▸ **GOAL**: Please transcribe the data below exactly. Leave the pictures out.

start MATERIALS PROVIDED

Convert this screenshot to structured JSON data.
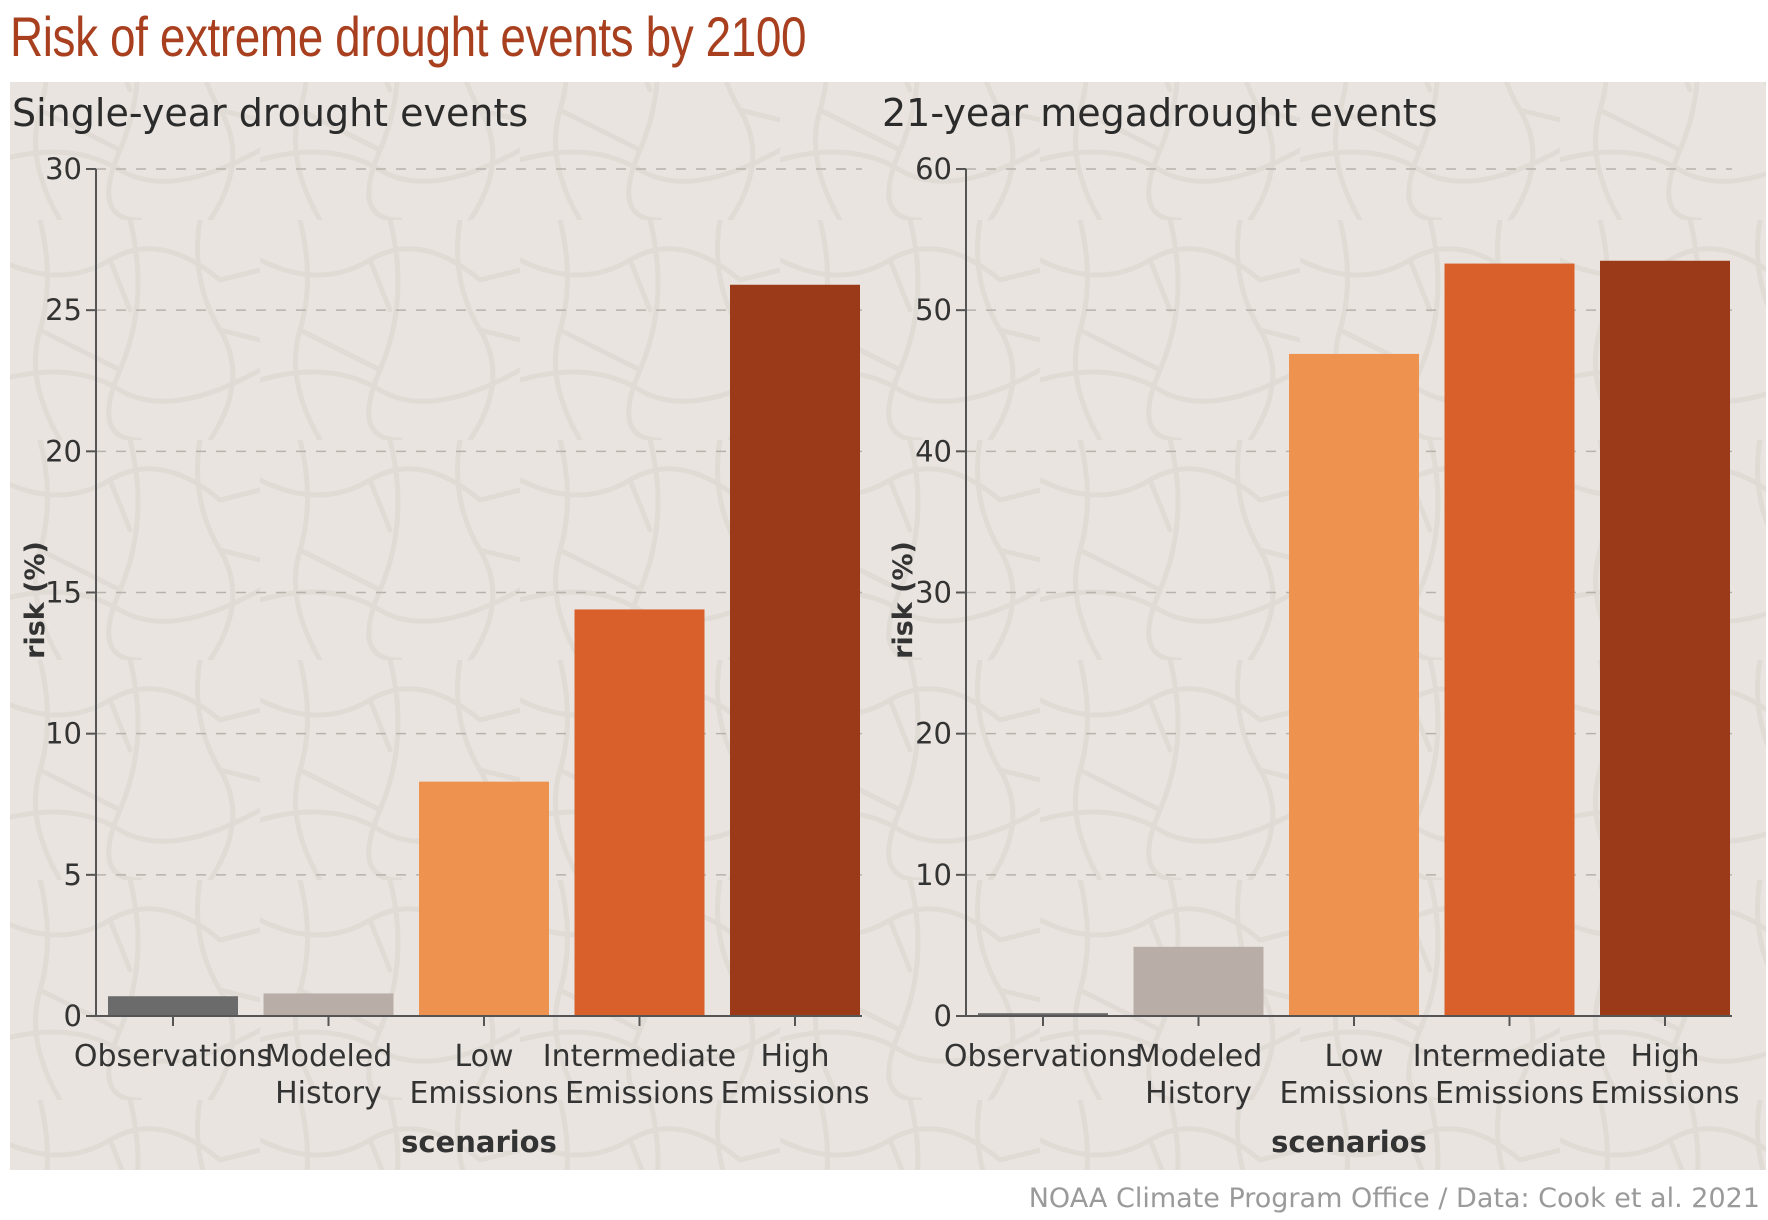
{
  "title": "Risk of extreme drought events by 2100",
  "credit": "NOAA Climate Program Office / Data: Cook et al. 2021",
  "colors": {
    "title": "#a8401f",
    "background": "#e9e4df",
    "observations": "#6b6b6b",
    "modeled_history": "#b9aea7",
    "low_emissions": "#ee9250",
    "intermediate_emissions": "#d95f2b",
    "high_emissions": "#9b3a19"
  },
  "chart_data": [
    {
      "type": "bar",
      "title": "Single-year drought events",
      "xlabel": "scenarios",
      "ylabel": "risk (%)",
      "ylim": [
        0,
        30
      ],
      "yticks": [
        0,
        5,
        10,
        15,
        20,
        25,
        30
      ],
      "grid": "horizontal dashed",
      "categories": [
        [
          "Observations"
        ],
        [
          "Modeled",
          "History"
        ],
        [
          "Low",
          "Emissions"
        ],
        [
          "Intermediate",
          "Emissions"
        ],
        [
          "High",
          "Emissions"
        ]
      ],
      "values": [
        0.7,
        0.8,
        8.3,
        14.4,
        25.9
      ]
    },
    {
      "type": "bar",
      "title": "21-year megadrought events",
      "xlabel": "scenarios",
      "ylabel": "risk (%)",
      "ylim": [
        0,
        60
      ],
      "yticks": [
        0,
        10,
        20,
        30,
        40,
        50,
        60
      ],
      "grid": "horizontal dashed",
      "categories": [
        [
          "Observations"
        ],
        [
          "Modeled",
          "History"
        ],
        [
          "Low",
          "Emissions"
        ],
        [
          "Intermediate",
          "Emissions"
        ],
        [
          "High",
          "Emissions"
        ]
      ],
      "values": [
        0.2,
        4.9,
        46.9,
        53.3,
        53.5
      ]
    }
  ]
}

end MATERIALS PROVIDED

▸ **FINAL ANSWER**:
Convert this screenshot to structured JSON data.
{
  "title": "Risk of extreme drought events by 2100",
  "credit": "NOAA Climate Program Office / Data: Cook et al. 2021",
  "colors": {
    "title": "#a8401f",
    "background": "#e9e4df",
    "observations": "#6b6b6b",
    "modeled_history": "#b9aea7",
    "low_emissions": "#ee9250",
    "intermediate_emissions": "#d95f2b",
    "high_emissions": "#9b3a19"
  },
  "chart_data": [
    {
      "type": "bar",
      "title": "Single-year drought events",
      "xlabel": "scenarios",
      "ylabel": "risk (%)",
      "ylim": [
        0,
        30
      ],
      "yticks": [
        0,
        5,
        10,
        15,
        20,
        25,
        30
      ],
      "grid": "horizontal dashed",
      "categories": [
        [
          "Observations"
        ],
        [
          "Modeled",
          "History"
        ],
        [
          "Low",
          "Emissions"
        ],
        [
          "Intermediate",
          "Emissions"
        ],
        [
          "High",
          "Emissions"
        ]
      ],
      "values": [
        0.7,
        0.8,
        8.3,
        14.4,
        25.9
      ]
    },
    {
      "type": "bar",
      "title": "21-year megadrought events",
      "xlabel": "scenarios",
      "ylabel": "risk (%)",
      "ylim": [
        0,
        60
      ],
      "yticks": [
        0,
        10,
        20,
        30,
        40,
        50,
        60
      ],
      "grid": "horizontal dashed",
      "categories": [
        [
          "Observations"
        ],
        [
          "Modeled",
          "History"
        ],
        [
          "Low",
          "Emissions"
        ],
        [
          "Intermediate",
          "Emissions"
        ],
        [
          "High",
          "Emissions"
        ]
      ],
      "values": [
        0.2,
        4.9,
        46.9,
        53.3,
        53.5
      ]
    }
  ]
}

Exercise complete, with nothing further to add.